TO BE DONE:
Can you copy the rows word for word, starting at the row that contains "Enumerate the UI" and stopping after the row that contains "candle-body — [545, 311, 551, 317]"?
--- begin RECORDS FOR THIS TASK ---
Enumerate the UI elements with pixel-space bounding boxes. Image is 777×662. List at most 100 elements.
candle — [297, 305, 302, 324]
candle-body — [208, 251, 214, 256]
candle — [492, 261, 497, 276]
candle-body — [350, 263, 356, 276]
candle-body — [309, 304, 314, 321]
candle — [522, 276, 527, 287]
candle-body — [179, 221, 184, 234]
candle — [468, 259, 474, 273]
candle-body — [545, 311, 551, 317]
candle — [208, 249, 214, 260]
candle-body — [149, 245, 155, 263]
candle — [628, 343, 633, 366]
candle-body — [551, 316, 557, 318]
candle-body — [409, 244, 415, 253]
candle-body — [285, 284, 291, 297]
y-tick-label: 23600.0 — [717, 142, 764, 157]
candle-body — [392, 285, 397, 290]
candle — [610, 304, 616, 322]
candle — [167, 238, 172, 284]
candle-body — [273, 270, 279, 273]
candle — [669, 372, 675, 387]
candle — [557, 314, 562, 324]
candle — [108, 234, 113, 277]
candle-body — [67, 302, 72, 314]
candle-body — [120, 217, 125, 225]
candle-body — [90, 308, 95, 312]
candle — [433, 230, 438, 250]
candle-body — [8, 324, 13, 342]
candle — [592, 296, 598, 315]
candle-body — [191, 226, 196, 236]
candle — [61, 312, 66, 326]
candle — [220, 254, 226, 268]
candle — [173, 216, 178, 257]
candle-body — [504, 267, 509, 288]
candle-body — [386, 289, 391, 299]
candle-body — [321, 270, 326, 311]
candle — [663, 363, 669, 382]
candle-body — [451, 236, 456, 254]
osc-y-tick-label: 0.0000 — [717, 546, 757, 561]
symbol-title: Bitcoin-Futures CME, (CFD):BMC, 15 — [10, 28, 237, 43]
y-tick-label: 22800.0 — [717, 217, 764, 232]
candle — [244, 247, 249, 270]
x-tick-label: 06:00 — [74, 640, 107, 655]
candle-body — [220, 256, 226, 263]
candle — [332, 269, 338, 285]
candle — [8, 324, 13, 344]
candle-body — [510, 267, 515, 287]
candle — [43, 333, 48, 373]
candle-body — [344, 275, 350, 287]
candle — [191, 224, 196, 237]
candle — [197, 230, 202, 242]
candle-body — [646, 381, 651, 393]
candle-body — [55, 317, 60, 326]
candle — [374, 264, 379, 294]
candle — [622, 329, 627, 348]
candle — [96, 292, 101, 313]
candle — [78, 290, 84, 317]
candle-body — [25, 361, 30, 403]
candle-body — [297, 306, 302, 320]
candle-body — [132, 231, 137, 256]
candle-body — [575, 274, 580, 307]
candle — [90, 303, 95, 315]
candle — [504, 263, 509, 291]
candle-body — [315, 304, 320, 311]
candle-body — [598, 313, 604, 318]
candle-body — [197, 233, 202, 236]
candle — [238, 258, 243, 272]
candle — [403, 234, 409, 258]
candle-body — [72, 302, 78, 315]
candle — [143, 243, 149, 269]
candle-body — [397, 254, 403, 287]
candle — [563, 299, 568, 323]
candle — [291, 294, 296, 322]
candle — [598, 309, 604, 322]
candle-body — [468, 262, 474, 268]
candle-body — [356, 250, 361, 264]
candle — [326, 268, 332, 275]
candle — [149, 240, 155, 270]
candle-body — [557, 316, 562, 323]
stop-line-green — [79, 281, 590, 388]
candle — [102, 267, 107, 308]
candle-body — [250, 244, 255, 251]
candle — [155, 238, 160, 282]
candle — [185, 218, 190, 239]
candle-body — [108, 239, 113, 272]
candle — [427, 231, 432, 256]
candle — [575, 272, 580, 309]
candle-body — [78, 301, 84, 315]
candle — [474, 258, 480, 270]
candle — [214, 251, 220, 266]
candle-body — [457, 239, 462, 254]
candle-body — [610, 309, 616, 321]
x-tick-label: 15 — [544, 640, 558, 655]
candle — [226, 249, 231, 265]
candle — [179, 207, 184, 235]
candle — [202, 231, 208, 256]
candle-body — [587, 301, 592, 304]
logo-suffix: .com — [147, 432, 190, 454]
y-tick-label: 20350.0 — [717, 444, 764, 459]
--- end RECORDS FOR THIS TASK ---
--- begin RECORDS FOR THIS TASK ---
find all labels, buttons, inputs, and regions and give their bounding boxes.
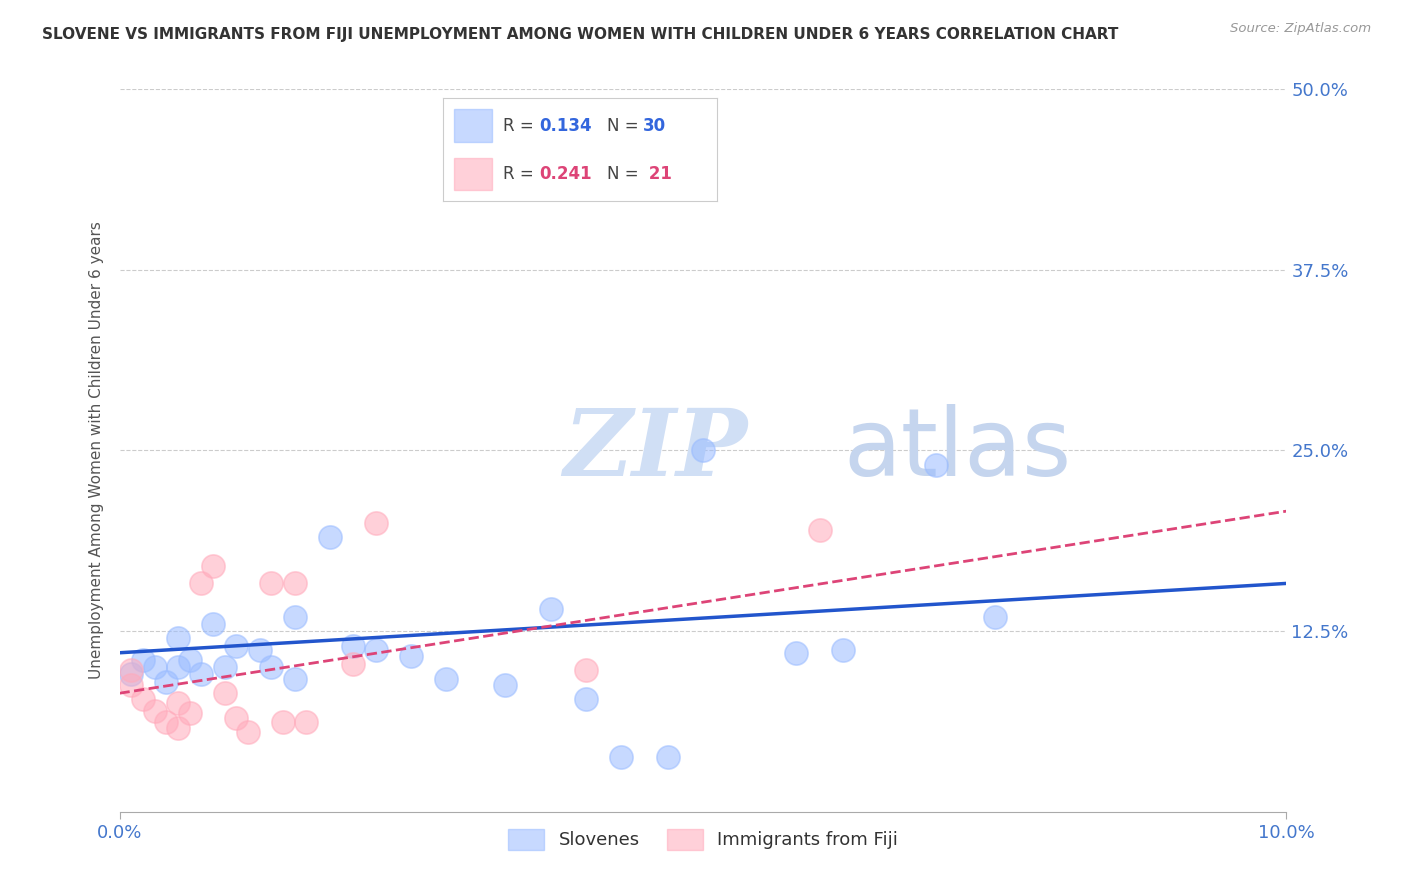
--- end RECORDS FOR THIS TASK ---
WRITTEN ANSWER:
Enumerate the UI elements with pixel-space bounding boxes. Image is 777×662. List at most 100 elements.
candle — [297, 305, 302, 324]
candle-body — [208, 251, 214, 256]
candle — [492, 261, 497, 276]
candle-body — [350, 263, 356, 276]
candle-body — [309, 304, 314, 321]
candle — [522, 276, 527, 287]
candle-body — [179, 221, 184, 234]
candle — [468, 259, 474, 273]
candle-body — [545, 311, 551, 317]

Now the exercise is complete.